= PROBLEM TO WORK ON =
Go over the entries below line by line, copying each one that contains the word "Alaşehir".
** start of RECORDS FOR THE TASK **
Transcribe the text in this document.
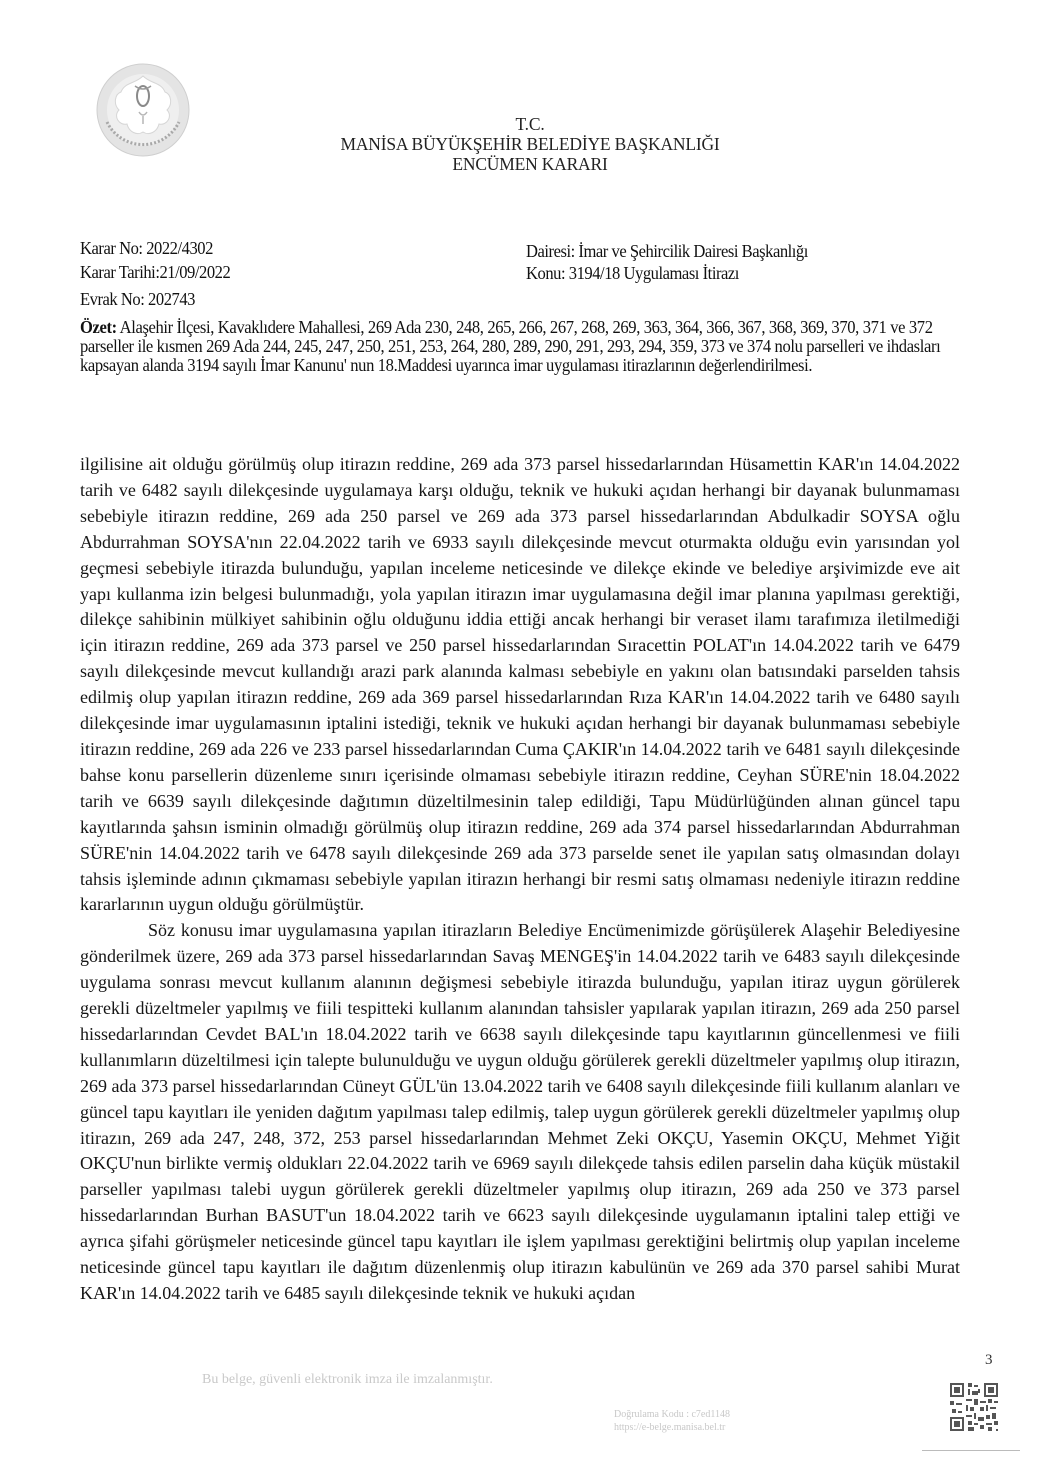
T.C.
MANİSA BÜYÜKŞEHİR BELEDİYE BAŞKANLIĞI
ENCÜMEN KARARI
Karar No: 2022/4302
Karar Tarihi:21/09/2022
Evrak No: 202743
Dairesi: İmar ve Şehircilik Dairesi Başkanlığı
Konu: 3194/18 Uygulaması İtirazı
Özet: Alaşehir İlçesi, Kavaklıdere Mahallesi, 269 Ada 230, 248, 265, 266, 267, 268, 269, 363, 364, 366, 367, 368, 369, 370, 371 ve 372 parseller ile kısmen 269 Ada 244, 245, 247, 250, 251, 253, 264, 280, 289, 290, 291, 293, 294, 359, 373 ve 374 nolu parselleri ve ihdasları kapsayan alanda 3194 sayılı İmar Kanunu' nun 18.Maddesi uyarınca imar uygulaması itirazlarının değerlendirilmesi.

ilgilisine ait olduğu görülmüş olup itirazın reddine, 269 ada 373 parsel hissedarlarından Hüsamettin KAR'ın 14.04.2022 tarih ve 6482 sayılı dilekçesinde uygulamaya karşı olduğu, teknik ve hukuki açıdan herhangi bir dayanak bulunmaması sebebiyle itirazın reddine, 269 ada 250 parsel ve 269 ada 373 parsel hissedarlarından Abdulkadir SOYSA oğlu Abdurrahman SOYSA'nın 22.04.2022 tarih ve 6933 sayılı dilekçesinde mevcut oturmakta olduğu evin yarısından yol geçmesi sebebiyle itirazda bulunduğu, yapılan inceleme neticesinde ve dilekçe ekinde ve belediye arşivimizde eve ait yapı kullanma izin belgesi bulunmadığı, yola yapılan itirazın imar uygulamasına değil imar planına yapılması gerektiği, dilekçe sahibinin mülkiyet sahibinin oğlu olduğunu iddia ettiği ancak herhangi bir veraset ilamı tarafımıza iletilmediği için itirazın reddine, 269 ada 373 parsel ve 250 parsel hissedarlarından Sıracettin POLAT'ın 14.04.2022 tarih ve 6479 sayılı dilekçesinde mevcut kullandığı arazi park alanında kalması sebebiyle en yakını olan batısındaki parselden tahsis edilmiş olup yapılan itirazın reddine, 269 ada 369 parsel hissedarlarından Rıza KAR'ın 14.04.2022 tarih ve 6480 sayılı dilekçesinde imar uygulamasının iptalini istediği, teknik ve hukuki açıdan herhangi bir dayanak bulunmaması sebebiyle itirazın reddine, 269 ada 226 ve 233 parsel hissedarlarından Cuma ÇAKIR'ın 14.04.2022 tarih ve 6481 sayılı dilekçesinde bahse konu parsellerin düzenleme sınırı içerisinde olmaması sebebiyle itirazın reddine, Ceyhan SÜRE'nin 18.04.2022 tarih ve 6639 sayılı dilekçesinde dağıtımın düzeltilmesinin talep edildiği, Tapu Müdürlüğünden alınan güncel tapu kayıtlarında şahsın isminin olmadığı görülmüş olup itirazın reddine, 269 ada 374 parsel hissedarlarından Abdurrahman SÜRE'nin 14.04.2022 tarih ve 6478 sayılı dilekçesinde 269 ada 373 parselde senet ile yapılan satış olmasından dolayı tahsis işleminde adının çıkmaması sebebiyle yapılan itirazın herhangi bir resmi satış olmaması nedeniyle itirazın reddine kararlarının uygun olduğu görülmüştür.

Söz konusu imar uygulamasına yapılan itirazların Belediye Encümenimizde görüşülerek Alaşehir Belediyesine gönderilmek üzere, 269 ada 373 parsel hissedarlarından Savaş MENGEŞ'in 14.04.2022 tarih ve 6483 sayılı dilekçesinde uygulama sonrası mevcut kullanım alanının değişmesi sebebiyle itirazda bulunduğu, yapılan itiraz uygun görülerek gerekli düzeltmeler yapılmış ve fiili tespitteki kullanım alanından tahsisler yapılarak yapılan itirazın, 269 ada 250 parsel hissedarlarından Cevdet BAL'ın 18.04.2022 tarih ve 6638 sayılı dilekçesinde tapu kayıtlarının güncellenmesi ve fiili kullanımların düzeltilmesi için talepte bulunulduğu ve uygun olduğu görülerek gerekli düzeltmeler yapılmış olup itirazın, 269 ada 373 parsel hissedarlarından Cüneyt GÜL'ün 13.04.2022 tarih ve 6408 sayılı dilekçesinde fiili kullanım alanları ve güncel tapu kayıtları ile yeniden dağıtım yapılması talep edilmiş, talep uygun görülerek gerekli düzeltmeler yapılmış olup itirazın, 269 ada 247, 248, 372, 253 parsel hissedarlarından Mehmet Zeki OKÇU, Yasemin OKÇU, Mehmet Yiğit OKÇU'nun birlikte vermiş oldukları 22.04.2022 tarih ve 6969 sayılı dilekçede tahsis edilen parselin daha küçük müstakil parseller yapılması talebi uygun görülerek gerekli düzeltmeler yapılmış olup itirazın, 269 ada 250 ve 373 parsel hissedarlarından Burhan BASUT'un 18.04.2022 tarih ve 6623 sayılı dilekçesinde uygulamanın iptalini talep ettiği ve ayrıca şifahi görüşmeler neticesinde güncel tapu kayıtları ile işlem yapılması gerektiğini belirtmiş olup yapılan inceleme neticesinde güncel tapu kayıtları ile dağıtım düzenlenmiş olup itirazın kabulünün ve 269 ada 370 parsel sahibi Murat KAR'ın 14.04.2022 tarih ve 6485 sayılı dilekçesinde teknik ve hukuki açıdan

3
Bu belge, güvenli elektronik imza ile imzalanmıştır.
Doğrulama Kodu : c7ed1148
https://e-belge.manisa.bel.tr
** end of RECORDS FOR THE TASK **
= TASK RESULT =
Özet: Alaşehir İlçesi, Kavaklıdere Mahallesi, 269 Ada 230, 248, 265, 266, 267, 268, 269, 363, 364, 366, 367, 368, 369, 370, 371 ve 372 parseller ile kısmen 269 Ada 244, 245, 247, 250, 251, 253, 264, 280, 289, 290, 291, 293, 294, 359, 373 ve 374 nolu parselleri ve ihdasları kapsayan alanda 3194 sayılı İmar Kanunu' nun 18.Maddesi uyarınca imar uygulaması itirazlarının değerlendirilmesi.
Söz konusu imar uygulamasına yapılan itirazların Belediye Encümenimizde görüşülerek Alaşehir Belediyesine gönderilmek üzere, 269 ada 373 parsel hissedarlarından Savaş MENGEŞ'in 14.04.2022 tarih ve 6483 sayılı dilekçesinde uygulama sonrası mevcut kullanım alanının değişmesi sebebiyle itirazda bulunduğu, yapılan itiraz uygun görülerek gerekli düzeltmeler yapılmış ve fiili tespitteki kullanım alanından tahsisler yapılarak yapılan itirazın, 269 ada 250 parsel hissedarlarından Cevdet BAL'ın 18.04.2022 tarih ve 6638 sayılı dilekçesinde tapu kayıtlarının güncellenmesi ve fiili kullanımların düzeltilmesi için talepte bulunulduğu ve uygun olduğu görülerek gerekli düzeltmeler yapılmış olup itirazın, 269 ada 373 parsel hissedarlarından Cüneyt GÜL'ün 13.04.2022 tarih ve 6408 sayılı dilekçesinde fiili kullanım alanları ve güncel tapu kayıtları ile yeniden dağıtım yapılması talep edilmiş, talep uygun görülerek gerekli düzeltmeler yapılmış olup itirazın, 269 ada 247, 248, 372, 253 parsel hissedarlarından Mehmet Zeki OKÇU, Yasemin OKÇU, Mehmet Yiğit OKÇU'nun birlikte vermiş oldukları 22.04.2022 tarih ve 6969 sayılı dilekçede tahsis edilen parselin daha küçük müstakil parseller yapılması talebi uygun görülerek gerekli düzeltmeler yapılmış olup itirazın, 269 ada 250 ve 373 parsel hissedarlarından Burhan BASUT'un 18.04.2022 tarih ve 6623 sayılı dilekçesinde uygulamanın iptalini talep ettiği ve ayrıca şifahi görüşmeler neticesinde güncel tapu kayıtları ile işlem yapılması gerektiğini belirtmiş olup yapılan inceleme neticesinde güncel tapu kayıtları ile dağıtım düzenlenmiş olup itirazın kabulünün ve 269 ada 370 parsel sahibi Murat KAR'ın 14.04.2022 tarih ve 6485 sayılı dilekçesinde teknik ve hukuki açıdan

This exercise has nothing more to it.